(Collection entries)
* * * * *
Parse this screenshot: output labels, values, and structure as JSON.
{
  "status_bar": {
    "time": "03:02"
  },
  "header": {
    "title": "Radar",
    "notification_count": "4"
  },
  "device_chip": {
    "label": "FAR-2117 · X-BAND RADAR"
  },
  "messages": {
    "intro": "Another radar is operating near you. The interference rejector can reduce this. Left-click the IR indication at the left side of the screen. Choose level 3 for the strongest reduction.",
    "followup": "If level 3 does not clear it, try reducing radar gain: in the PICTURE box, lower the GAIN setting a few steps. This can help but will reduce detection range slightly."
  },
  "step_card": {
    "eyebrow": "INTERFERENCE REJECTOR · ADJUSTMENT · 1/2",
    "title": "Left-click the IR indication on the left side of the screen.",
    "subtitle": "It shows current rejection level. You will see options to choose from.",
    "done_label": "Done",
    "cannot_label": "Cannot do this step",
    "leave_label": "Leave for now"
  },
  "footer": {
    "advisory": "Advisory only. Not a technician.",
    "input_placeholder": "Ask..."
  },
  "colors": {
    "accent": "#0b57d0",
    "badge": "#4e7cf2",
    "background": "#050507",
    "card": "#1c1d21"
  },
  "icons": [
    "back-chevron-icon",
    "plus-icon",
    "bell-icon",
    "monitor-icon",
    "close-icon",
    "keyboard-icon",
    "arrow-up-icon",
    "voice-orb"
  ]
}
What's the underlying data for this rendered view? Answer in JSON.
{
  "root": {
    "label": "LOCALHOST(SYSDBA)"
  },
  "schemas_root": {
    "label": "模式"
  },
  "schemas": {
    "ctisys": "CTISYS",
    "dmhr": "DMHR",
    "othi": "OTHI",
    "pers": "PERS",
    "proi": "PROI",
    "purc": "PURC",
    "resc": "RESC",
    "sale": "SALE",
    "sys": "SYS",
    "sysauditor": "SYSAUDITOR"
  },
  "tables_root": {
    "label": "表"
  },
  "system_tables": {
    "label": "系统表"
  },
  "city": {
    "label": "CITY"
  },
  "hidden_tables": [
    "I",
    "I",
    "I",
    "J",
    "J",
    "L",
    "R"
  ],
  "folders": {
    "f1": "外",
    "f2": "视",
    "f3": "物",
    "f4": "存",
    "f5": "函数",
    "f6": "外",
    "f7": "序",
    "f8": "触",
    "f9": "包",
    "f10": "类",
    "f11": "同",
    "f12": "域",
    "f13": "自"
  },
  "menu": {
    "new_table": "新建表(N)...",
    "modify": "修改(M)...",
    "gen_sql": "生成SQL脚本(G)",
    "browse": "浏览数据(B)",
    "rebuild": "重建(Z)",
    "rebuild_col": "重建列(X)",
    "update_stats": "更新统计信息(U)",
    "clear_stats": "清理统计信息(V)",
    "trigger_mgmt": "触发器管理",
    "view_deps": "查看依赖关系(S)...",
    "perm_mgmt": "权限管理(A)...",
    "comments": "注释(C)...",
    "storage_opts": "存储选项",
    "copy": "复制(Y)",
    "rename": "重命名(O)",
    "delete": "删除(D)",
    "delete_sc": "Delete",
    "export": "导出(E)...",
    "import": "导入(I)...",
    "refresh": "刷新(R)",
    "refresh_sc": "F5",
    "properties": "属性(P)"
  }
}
* * * * *
▸ **OBJECTIVE**
Each line from the one containing "What's the underlying" through the end of the entries, both included, is to be returned exactly, with no other lines.

▸ **EXERCISE RESULT**
What's the underlying data for this rendered view? Answer in JSON.
{
  "root": {
    "label": "LOCALHOST(SYSDBA)"
  },
  "schemas_root": {
    "label": "模式"
  },
  "schemas": {
    "ctisys": "CTISYS",
    "dmhr": "DMHR",
    "othi": "OTHI",
    "pers": "PERS",
    "proi": "PROI",
    "purc": "PURC",
    "resc": "RESC",
    "sale": "SALE",
    "sys": "SYS",
    "sysauditor": "SYSAUDITOR"
  },
  "tables_root": {
    "label": "表"
  },
  "system_tables": {
    "label": "系统表"
  },
  "city": {
    "label": "CITY"
  },
  "hidden_tables": [
    "I",
    "I",
    "I",
    "J",
    "J",
    "L",
    "R"
  ],
  "folders": {
    "f1": "外",
    "f2": "视",
    "f3": "物",
    "f4": "存",
    "f5": "函数",
    "f6": "外",
    "f7": "序",
    "f8": "触",
    "f9": "包",
    "f10": "类",
    "f11": "同",
    "f12": "域",
    "f13": "自"
  },
  "menu": {
    "new_table": "新建表(N)...",
    "modify": "修改(M)...",
    "gen_sql": "生成SQL脚本(G)",
    "browse": "浏览数据(B)",
    "rebuild": "重建(Z)",
    "rebuild_col": "重建列(X)",
    "update_stats": "更新统计信息(U)",
    "clear_stats": "清理统计信息(V)",
    "trigger_mgmt": "触发器管理",
    "view_deps": "查看依赖关系(S)...",
    "perm_mgmt": "权限管理(A)...",
    "comments": "注释(C)...",
    "storage_opts": "存储选项",
    "copy": "复制(Y)",
    "rename": "重命名(O)",
    "delete": "删除(D)",
    "delete_sc": "Delete",
    "export": "导出(E)...",
    "import": "导入(I)...",
    "refresh": "刷新(R)",
    "refresh_sc": "F5",
    "properties": "属性(P)"
  }
}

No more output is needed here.